◆ Given problem: Rewrite the records below, swapping every "growth-arrow" for "trend-arrow" and leaving everything else unchanged. Leave the pictures out of your answer.

◆ Element and coordinate records:
____

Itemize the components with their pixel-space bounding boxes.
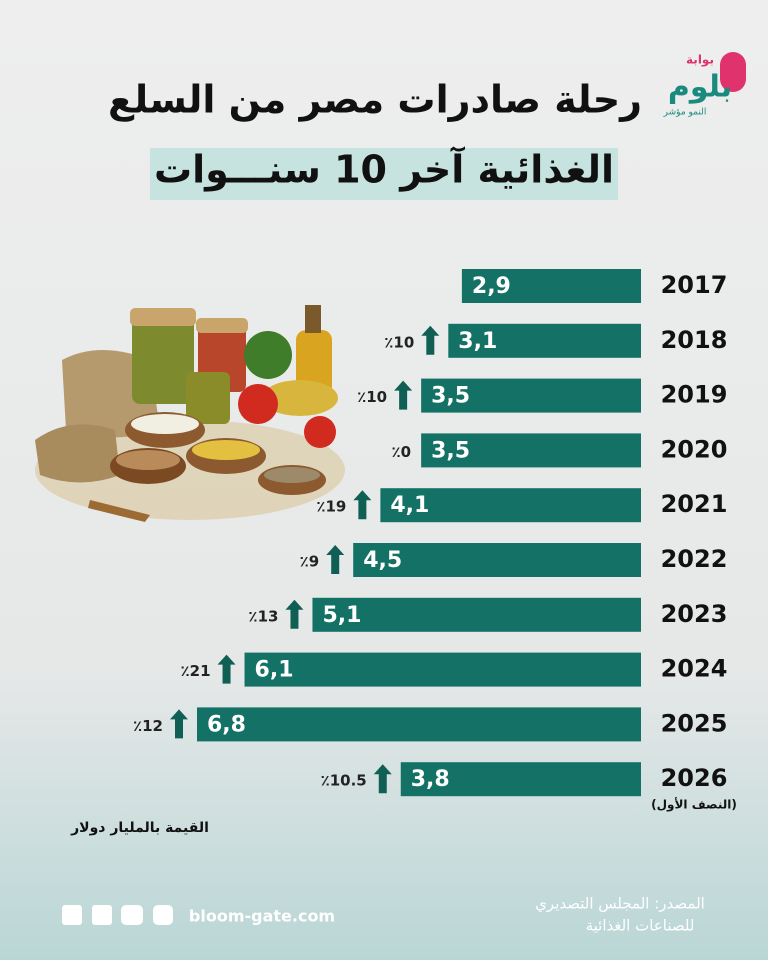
growth-label: ٪10 xyxy=(357,388,387,406)
unit-note: القيمة بالمليار دولار xyxy=(70,820,209,836)
source-line: المصدر: المجلس التصديري xyxy=(535,895,705,914)
value-label: 3,5 xyxy=(431,384,470,409)
food-illustration xyxy=(35,305,345,522)
bar xyxy=(197,707,641,742)
category-label: 2024 xyxy=(661,655,728,683)
growth-label: ٪13 xyxy=(248,607,278,625)
x-icon[interactable] xyxy=(92,905,112,925)
value-label: 3,5 xyxy=(431,438,470,463)
facebook-icon[interactable] xyxy=(62,905,82,925)
bar xyxy=(421,433,641,468)
value-label: 3,8 xyxy=(411,767,450,792)
instagram-icon[interactable] xyxy=(153,905,173,925)
growth-arrow xyxy=(421,325,440,355)
growth-label: ٪10.5 xyxy=(321,772,367,790)
growth-arrow xyxy=(285,599,304,629)
logo-mic xyxy=(720,52,746,92)
growth-arrow xyxy=(217,654,236,684)
category-label: 2025 xyxy=(661,709,728,737)
logo-tagline: النمو مؤشر xyxy=(663,108,707,118)
social-icons xyxy=(62,905,173,925)
category-label: 2026 xyxy=(661,764,728,792)
bar xyxy=(244,652,641,687)
bar xyxy=(380,488,641,523)
category-label: 2019 xyxy=(661,381,728,409)
bar xyxy=(353,543,641,577)
logo-text: بلوم xyxy=(668,70,732,105)
growth-arrow xyxy=(326,545,345,574)
category-label: 2020 xyxy=(661,435,728,463)
growth-label: ٪0 xyxy=(392,443,412,461)
value-label: 6,8 xyxy=(207,712,246,737)
growth-label: ٪19 xyxy=(316,498,346,516)
bar xyxy=(421,378,641,413)
growth-arrow xyxy=(353,490,372,520)
category-label: 2023 xyxy=(661,600,728,628)
category-note: (النصف الأول) xyxy=(651,797,737,813)
logo-top: بوابة xyxy=(686,53,714,68)
youtube-icon[interactable] xyxy=(121,905,143,925)
growth-label: ٪12 xyxy=(133,717,163,735)
growth-label: ٪10 xyxy=(384,333,414,351)
category-label: 2017 xyxy=(661,271,728,299)
value-label: 4,1 xyxy=(390,493,429,518)
website: bloom-gate.com xyxy=(189,907,335,926)
bar xyxy=(400,762,641,797)
chart-subtitle: الغذائية آخر 10 سنـــوات xyxy=(154,146,614,192)
category-label: 2022 xyxy=(661,545,728,573)
bar xyxy=(312,597,641,632)
value-label: 3,1 xyxy=(458,329,497,354)
value-label: 6,1 xyxy=(255,658,294,683)
source-line: للصناعات الغذائية xyxy=(586,917,695,935)
subtitle-highlight xyxy=(150,148,618,200)
growth-label: ٪21 xyxy=(181,662,211,680)
chart-title: رحلة صادرات مصر من السلع xyxy=(108,78,642,122)
value-label: 2,9 xyxy=(472,274,511,299)
category-label: 2021 xyxy=(661,490,728,518)
value-label: 5,1 xyxy=(322,603,361,628)
bar xyxy=(461,269,641,303)
bar xyxy=(448,323,641,358)
growth-arrow xyxy=(373,764,392,794)
value-label: 4,5 xyxy=(363,548,402,573)
growth-arrow xyxy=(394,380,413,410)
growth-label: ٪9 xyxy=(300,553,320,571)
growth-arrow xyxy=(170,709,188,739)
logo: بوابة بلوم النمو مؤشر xyxy=(663,52,746,118)
category-label: 2018 xyxy=(661,326,728,354)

____

◆ Solution for this task:
Itemize the components with their pixel-space bounding boxes.
growth-label: ٪10 xyxy=(357,388,387,406)
unit-note: القيمة بالمليار دولار xyxy=(70,820,209,836)
source-line: المصدر: المجلس التصديري xyxy=(535,895,705,914)
value-label: 3,5 xyxy=(431,384,470,409)
food-illustration xyxy=(35,305,345,522)
bar xyxy=(197,707,641,742)
category-label: 2024 xyxy=(661,655,728,683)
growth-label: ٪13 xyxy=(248,607,278,625)
x-icon[interactable] xyxy=(92,905,112,925)
value-label: 3,5 xyxy=(431,438,470,463)
facebook-icon[interactable] xyxy=(62,905,82,925)
bar xyxy=(421,433,641,468)
value-label: 3,8 xyxy=(411,767,450,792)
instagram-icon[interactable] xyxy=(153,905,173,925)
trend-arrow xyxy=(421,325,440,355)
growth-label: ٪10.5 xyxy=(321,772,367,790)
trend-arrow xyxy=(285,599,304,629)
logo-mic xyxy=(720,52,746,92)
trend-arrow xyxy=(217,654,236,684)
category-label: 2025 xyxy=(661,709,728,737)
logo-tagline: النمو مؤشر xyxy=(663,108,707,118)
social-icons xyxy=(62,905,173,925)
category-label: 2026 xyxy=(661,764,728,792)
bar xyxy=(244,652,641,687)
bar xyxy=(380,488,641,523)
category-label: 2019 xyxy=(661,381,728,409)
bar xyxy=(353,543,641,577)
logo-text: بلوم xyxy=(668,70,732,105)
trend-arrow xyxy=(326,545,345,574)
category-label: 2020 xyxy=(661,435,728,463)
growth-label: ٪0 xyxy=(392,443,412,461)
value-label: 6,8 xyxy=(207,712,246,737)
growth-label: ٪19 xyxy=(316,498,346,516)
bar xyxy=(421,378,641,413)
trend-arrow xyxy=(353,490,372,520)
category-label: 2023 xyxy=(661,600,728,628)
category-note: (النصف الأول) xyxy=(651,797,737,813)
logo-top: بوابة xyxy=(686,53,714,68)
youtube-icon[interactable] xyxy=(121,905,143,925)
growth-label: ٪12 xyxy=(133,717,163,735)
growth-label: ٪10 xyxy=(384,333,414,351)
category-label: 2017 xyxy=(661,271,728,299)
value-label: 4,1 xyxy=(390,493,429,518)
website: bloom-gate.com xyxy=(189,907,335,926)
bar xyxy=(400,762,641,797)
chart-subtitle: الغذائية آخر 10 سنـــوات xyxy=(154,146,614,192)
category-label: 2022 xyxy=(661,545,728,573)
bar xyxy=(312,597,641,632)
value-label: 3,1 xyxy=(458,329,497,354)
value-label: 6,1 xyxy=(255,658,294,683)
source-line: للصناعات الغذائية xyxy=(586,917,695,935)
subtitle-highlight xyxy=(150,148,618,200)
growth-label: ٪21 xyxy=(181,662,211,680)
chart-title: رحلة صادرات مصر من السلع xyxy=(108,78,642,122)
value-label: 2,9 xyxy=(472,274,511,299)
category-label: 2021 xyxy=(661,490,728,518)
value-label: 5,1 xyxy=(322,603,361,628)
bar xyxy=(461,269,641,303)
bar xyxy=(448,323,641,358)
trend-arrow xyxy=(373,764,392,794)
value-label: 4,5 xyxy=(363,548,402,573)
trend-arrow xyxy=(394,380,413,410)
growth-label: ٪9 xyxy=(300,553,320,571)
trend-arrow xyxy=(170,709,188,739)
logo: بوابة بلوم النمو مؤشر xyxy=(663,52,746,118)
category-label: 2018 xyxy=(661,326,728,354)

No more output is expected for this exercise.